What to work on: Print the entries verbatim, leaving out the images they contain.

Information provided:
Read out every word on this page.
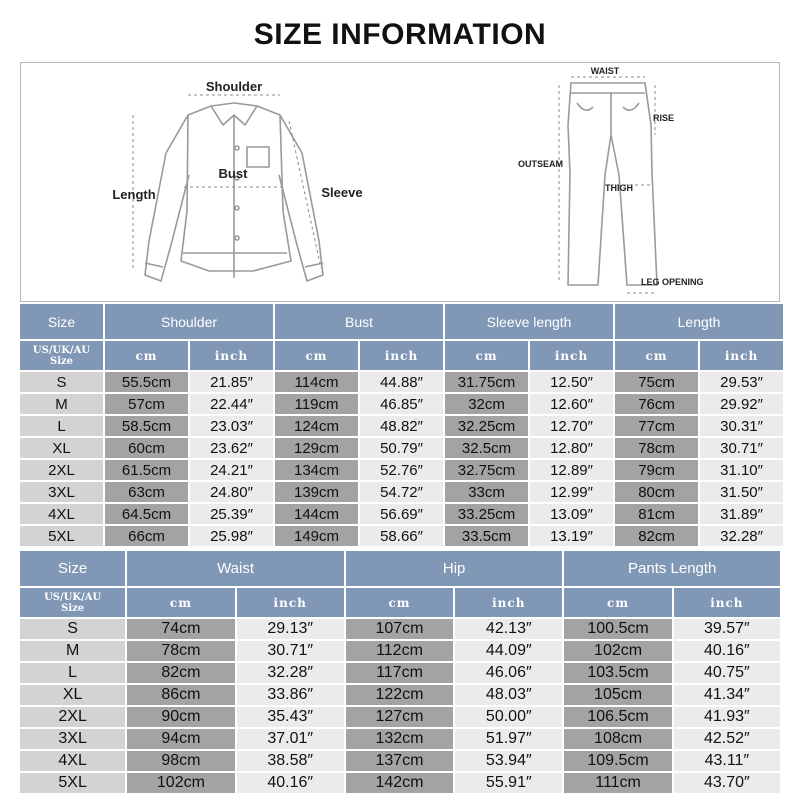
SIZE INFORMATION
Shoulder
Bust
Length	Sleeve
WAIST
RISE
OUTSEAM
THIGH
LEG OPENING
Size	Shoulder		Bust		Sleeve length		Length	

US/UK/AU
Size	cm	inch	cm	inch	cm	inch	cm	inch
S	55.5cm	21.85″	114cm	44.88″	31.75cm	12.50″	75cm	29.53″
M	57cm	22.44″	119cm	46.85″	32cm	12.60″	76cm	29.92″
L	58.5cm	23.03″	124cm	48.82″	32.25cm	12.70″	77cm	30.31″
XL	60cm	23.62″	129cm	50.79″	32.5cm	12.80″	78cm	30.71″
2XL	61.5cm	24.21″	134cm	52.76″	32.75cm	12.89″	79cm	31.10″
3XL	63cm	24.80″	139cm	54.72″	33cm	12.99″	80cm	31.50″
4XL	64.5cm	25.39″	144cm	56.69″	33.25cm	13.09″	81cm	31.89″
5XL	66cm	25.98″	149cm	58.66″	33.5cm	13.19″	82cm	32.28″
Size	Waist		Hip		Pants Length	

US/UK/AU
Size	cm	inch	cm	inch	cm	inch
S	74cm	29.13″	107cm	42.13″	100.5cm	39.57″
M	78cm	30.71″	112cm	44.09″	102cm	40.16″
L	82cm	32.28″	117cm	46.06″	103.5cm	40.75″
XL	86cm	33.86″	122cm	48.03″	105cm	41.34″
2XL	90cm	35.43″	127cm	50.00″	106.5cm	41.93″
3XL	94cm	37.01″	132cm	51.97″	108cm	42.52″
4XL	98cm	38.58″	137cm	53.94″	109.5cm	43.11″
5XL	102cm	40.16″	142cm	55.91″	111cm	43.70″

Output of the task:
Read out every word on this page.
SIZE INFORMATION
Shoulder
Bust
Length	Sleeve
WAIST
RISE
OUTSEAM
THIGH
LEG OPENING
Size	Shoulder		Bust		Sleeve length		Length	

US/UK/AU
Size	cm	inch	cm	inch	cm	inch	cm	inch
S	55.5cm	21.85″	114cm	44.88″	31.75cm	12.50″	75cm	29.53″
M	57cm	22.44″	119cm	46.85″	32cm	12.60″	76cm	29.92″
L	58.5cm	23.03″	124cm	48.82″	32.25cm	12.70″	77cm	30.31″
XL	60cm	23.62″	129cm	50.79″	32.5cm	12.80″	78cm	30.71″
2XL	61.5cm	24.21″	134cm	52.76″	32.75cm	12.89″	79cm	31.10″
3XL	63cm	24.80″	139cm	54.72″	33cm	12.99″	80cm	31.50″
4XL	64.5cm	25.39″	144cm	56.69″	33.25cm	13.09″	81cm	31.89″
5XL	66cm	25.98″	149cm	58.66″	33.5cm	13.19″	82cm	32.28″
Size	Waist		Hip		Pants Length	

US/UK/AU
Size	cm	inch	cm	inch	cm	inch
S	74cm	29.13″	107cm	42.13″	100.5cm	39.57″
M	78cm	30.71″	112cm	44.09″	102cm	40.16″
L	82cm	32.28″	117cm	46.06″	103.5cm	40.75″
XL	86cm	33.86″	122cm	48.03″	105cm	41.34″
2XL	90cm	35.43″	127cm	50.00″	106.5cm	41.93″
3XL	94cm	37.01″	132cm	51.97″	108cm	42.52″
4XL	98cm	38.58″	137cm	53.94″	109.5cm	43.11″
5XL	102cm	40.16″	142cm	55.91″	111cm	43.70″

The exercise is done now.